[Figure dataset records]
------------------------------------------------------------------------

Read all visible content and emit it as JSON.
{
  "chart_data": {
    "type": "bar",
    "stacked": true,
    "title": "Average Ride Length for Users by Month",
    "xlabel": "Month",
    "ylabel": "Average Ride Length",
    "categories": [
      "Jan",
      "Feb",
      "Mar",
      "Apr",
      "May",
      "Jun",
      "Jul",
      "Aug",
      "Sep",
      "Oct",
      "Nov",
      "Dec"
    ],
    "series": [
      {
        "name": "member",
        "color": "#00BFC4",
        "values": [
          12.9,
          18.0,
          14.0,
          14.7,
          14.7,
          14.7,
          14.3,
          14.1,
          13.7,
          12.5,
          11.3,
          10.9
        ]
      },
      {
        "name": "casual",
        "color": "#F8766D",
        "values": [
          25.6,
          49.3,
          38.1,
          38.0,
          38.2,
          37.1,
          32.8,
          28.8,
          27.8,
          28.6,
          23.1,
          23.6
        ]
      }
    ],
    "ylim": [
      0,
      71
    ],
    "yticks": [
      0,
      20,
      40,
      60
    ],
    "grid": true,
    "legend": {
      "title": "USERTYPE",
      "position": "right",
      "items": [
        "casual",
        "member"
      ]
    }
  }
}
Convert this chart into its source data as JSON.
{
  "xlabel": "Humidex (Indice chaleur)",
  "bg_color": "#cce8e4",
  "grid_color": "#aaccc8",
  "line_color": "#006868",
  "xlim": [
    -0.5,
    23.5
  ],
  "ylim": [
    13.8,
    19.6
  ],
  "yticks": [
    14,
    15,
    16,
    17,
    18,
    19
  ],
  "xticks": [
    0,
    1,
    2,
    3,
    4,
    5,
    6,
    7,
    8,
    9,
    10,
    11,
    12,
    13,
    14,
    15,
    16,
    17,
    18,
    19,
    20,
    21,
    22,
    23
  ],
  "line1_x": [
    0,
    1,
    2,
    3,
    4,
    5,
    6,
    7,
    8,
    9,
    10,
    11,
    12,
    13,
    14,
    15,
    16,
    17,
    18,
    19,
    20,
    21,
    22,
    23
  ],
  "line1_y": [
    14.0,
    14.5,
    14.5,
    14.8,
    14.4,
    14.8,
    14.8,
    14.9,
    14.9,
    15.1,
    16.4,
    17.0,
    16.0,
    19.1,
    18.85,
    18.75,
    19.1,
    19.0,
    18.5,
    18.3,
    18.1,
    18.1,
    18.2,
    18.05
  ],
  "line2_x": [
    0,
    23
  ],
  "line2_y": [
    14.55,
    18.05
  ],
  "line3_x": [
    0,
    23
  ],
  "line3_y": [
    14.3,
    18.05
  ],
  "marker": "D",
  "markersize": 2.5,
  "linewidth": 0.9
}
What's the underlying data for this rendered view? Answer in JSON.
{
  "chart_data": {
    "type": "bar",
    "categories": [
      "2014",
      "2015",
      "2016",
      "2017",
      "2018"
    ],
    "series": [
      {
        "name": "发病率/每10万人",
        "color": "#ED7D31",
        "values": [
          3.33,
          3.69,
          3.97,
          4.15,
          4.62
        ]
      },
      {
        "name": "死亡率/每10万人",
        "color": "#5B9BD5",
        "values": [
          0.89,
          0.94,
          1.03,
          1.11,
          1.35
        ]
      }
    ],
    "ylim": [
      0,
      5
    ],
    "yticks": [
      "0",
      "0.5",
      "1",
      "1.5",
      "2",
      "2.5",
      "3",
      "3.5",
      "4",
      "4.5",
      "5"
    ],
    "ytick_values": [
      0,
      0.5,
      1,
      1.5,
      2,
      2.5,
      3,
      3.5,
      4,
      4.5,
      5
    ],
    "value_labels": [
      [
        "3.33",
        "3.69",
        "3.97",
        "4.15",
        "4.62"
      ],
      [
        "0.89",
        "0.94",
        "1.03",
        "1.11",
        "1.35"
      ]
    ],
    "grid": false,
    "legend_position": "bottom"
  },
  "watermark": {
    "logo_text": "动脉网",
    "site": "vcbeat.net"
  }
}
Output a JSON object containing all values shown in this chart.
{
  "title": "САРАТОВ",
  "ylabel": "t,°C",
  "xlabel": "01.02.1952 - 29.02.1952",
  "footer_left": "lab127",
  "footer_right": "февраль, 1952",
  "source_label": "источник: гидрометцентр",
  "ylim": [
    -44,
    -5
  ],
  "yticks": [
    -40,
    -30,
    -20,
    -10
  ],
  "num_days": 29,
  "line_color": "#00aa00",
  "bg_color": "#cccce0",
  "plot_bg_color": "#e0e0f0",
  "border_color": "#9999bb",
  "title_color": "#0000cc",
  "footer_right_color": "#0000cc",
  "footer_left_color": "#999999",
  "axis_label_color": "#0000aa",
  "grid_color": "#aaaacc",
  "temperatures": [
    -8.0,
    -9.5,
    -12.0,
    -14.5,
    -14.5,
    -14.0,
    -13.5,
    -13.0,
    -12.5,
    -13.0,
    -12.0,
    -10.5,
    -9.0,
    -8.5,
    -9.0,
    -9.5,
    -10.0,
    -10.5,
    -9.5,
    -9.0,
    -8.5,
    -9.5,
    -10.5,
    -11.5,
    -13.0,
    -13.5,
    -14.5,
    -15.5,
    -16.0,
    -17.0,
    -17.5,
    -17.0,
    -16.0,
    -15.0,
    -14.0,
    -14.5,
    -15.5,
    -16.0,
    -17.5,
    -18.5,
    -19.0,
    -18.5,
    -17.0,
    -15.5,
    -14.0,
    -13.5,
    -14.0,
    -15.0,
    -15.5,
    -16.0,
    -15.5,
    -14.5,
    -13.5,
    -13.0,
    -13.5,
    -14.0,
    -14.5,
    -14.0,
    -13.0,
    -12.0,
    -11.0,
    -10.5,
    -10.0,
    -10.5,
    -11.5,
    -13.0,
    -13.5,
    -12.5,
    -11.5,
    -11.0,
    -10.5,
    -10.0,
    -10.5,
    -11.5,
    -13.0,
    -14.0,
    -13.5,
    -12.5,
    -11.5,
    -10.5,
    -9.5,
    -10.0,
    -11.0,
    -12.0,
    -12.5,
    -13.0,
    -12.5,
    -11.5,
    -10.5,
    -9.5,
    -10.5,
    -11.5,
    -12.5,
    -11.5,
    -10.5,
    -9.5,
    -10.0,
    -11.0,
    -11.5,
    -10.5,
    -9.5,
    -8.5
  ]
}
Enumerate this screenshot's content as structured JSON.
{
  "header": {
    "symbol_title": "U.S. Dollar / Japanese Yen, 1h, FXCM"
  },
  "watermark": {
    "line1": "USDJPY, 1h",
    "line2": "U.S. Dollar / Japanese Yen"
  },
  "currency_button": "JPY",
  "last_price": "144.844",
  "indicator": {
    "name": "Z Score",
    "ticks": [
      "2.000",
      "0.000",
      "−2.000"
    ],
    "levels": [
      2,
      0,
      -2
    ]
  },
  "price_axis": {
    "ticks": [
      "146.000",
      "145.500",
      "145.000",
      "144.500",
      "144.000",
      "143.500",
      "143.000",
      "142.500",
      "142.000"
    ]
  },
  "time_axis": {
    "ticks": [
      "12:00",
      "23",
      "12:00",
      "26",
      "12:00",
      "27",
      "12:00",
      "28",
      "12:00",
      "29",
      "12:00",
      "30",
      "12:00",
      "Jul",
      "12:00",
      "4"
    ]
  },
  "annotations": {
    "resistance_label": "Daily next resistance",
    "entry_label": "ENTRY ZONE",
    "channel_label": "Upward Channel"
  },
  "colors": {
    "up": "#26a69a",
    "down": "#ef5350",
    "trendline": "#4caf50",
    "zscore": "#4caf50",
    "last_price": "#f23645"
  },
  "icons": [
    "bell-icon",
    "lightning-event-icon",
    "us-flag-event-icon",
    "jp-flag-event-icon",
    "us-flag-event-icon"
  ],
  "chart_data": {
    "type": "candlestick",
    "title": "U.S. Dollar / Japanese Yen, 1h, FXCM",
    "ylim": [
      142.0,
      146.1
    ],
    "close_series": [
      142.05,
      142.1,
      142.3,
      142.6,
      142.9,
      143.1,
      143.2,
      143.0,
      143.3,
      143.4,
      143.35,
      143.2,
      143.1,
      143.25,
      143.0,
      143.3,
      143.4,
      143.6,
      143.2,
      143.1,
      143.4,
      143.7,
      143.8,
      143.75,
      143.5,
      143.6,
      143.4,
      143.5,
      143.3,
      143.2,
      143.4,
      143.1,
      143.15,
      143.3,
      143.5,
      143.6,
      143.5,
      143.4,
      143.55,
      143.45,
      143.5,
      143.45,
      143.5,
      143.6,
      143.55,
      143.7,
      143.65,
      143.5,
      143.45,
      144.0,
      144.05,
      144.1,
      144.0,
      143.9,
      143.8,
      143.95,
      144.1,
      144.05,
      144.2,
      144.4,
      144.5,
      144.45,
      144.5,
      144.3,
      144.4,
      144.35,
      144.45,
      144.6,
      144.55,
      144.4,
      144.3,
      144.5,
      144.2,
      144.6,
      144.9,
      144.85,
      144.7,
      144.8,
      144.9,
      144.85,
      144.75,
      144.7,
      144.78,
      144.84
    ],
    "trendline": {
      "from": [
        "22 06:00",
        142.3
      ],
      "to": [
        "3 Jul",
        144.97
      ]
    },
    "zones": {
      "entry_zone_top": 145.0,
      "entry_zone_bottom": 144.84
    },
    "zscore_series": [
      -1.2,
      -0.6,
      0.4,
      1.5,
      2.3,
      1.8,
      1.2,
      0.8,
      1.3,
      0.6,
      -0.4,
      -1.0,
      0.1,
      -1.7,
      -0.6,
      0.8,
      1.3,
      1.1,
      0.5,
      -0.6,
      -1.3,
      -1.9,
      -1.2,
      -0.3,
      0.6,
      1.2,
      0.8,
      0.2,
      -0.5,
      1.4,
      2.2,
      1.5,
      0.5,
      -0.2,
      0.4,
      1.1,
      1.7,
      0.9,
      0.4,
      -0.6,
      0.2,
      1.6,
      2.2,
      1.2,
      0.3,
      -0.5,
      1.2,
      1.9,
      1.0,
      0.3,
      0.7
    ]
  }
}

------------------------------------------------------------------------

Show the lines of the records that contain the word "Average".

* _Reply to the exercise_:
    "title": "Average Ride Length for Users by Month",
    "ylabel": "Average Ride Length",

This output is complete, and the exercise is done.